* _TASK_
State the number of lines in these records that include the word "релаксации", and add nothing to it.

--- BEGIN PROVIDED DATA ---

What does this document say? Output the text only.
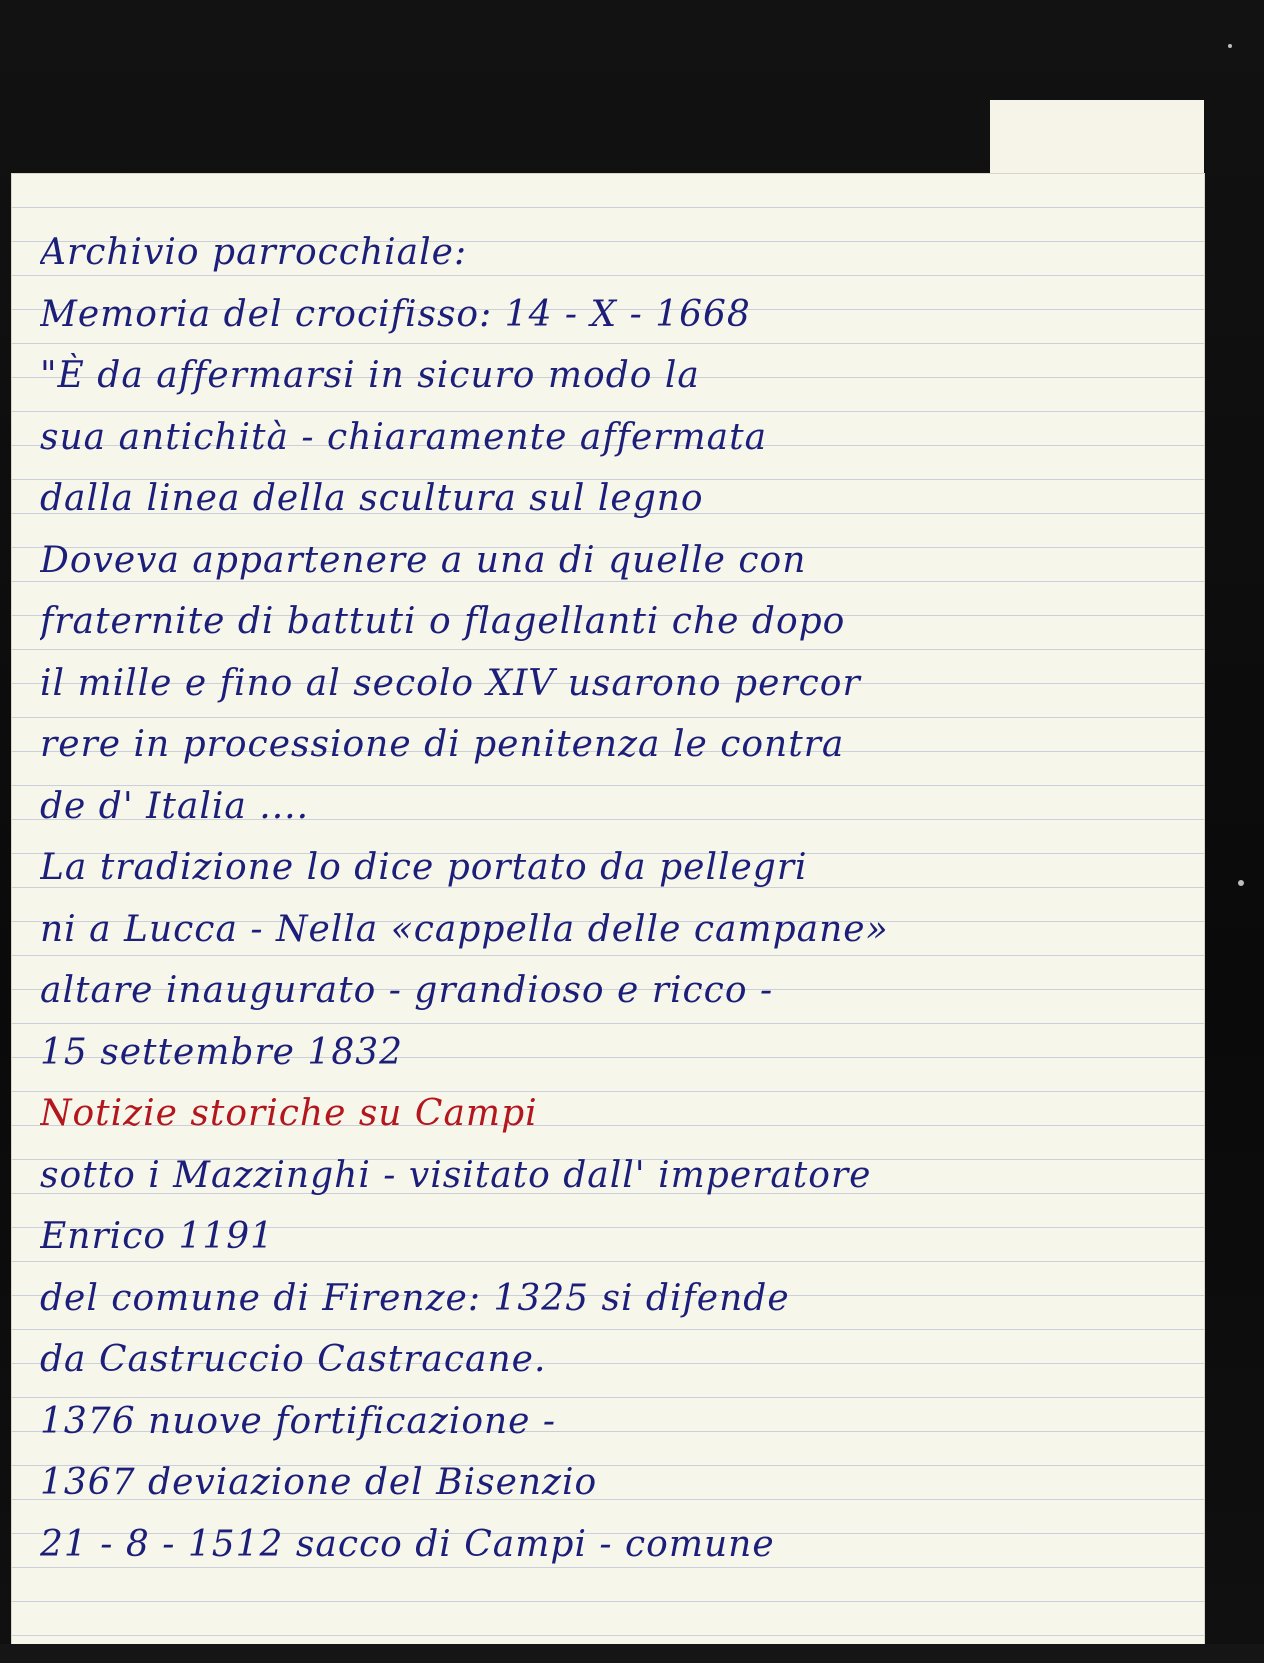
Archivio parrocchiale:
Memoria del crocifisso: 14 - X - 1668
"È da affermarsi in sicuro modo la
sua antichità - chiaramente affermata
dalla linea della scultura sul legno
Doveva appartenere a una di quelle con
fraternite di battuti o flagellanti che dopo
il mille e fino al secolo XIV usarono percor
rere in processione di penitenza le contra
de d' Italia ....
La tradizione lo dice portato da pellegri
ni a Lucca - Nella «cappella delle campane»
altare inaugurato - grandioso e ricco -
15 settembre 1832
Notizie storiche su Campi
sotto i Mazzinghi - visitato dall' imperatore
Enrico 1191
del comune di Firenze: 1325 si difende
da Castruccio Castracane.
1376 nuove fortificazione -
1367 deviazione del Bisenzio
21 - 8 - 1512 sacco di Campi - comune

--- END PROVIDED DATA ---
--- BEGIN PROVIDED DATA ---

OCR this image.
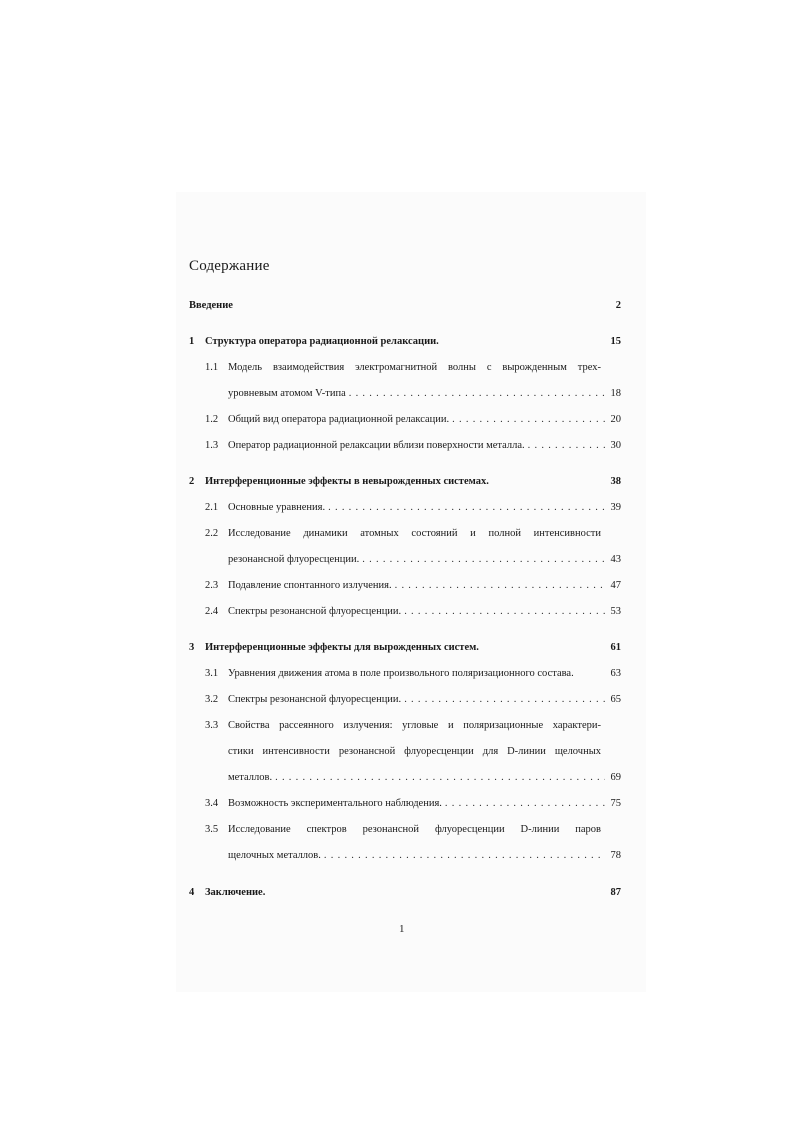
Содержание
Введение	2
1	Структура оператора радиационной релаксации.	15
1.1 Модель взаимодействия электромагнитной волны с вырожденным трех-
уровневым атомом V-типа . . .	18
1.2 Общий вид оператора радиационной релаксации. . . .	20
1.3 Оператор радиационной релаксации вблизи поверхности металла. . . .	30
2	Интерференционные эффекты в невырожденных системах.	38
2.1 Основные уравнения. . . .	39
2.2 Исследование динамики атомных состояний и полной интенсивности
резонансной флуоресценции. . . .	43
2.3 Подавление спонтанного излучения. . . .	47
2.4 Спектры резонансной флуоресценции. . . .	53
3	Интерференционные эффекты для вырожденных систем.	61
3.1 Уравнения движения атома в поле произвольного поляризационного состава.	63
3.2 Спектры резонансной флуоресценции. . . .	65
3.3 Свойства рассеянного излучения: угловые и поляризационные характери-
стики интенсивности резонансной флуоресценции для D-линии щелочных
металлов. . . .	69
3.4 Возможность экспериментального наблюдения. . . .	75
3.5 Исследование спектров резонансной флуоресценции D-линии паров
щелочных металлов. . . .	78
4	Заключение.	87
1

--- END PROVIDED DATA ---

* _SOLUTION FOR THIS PROBLEM_
3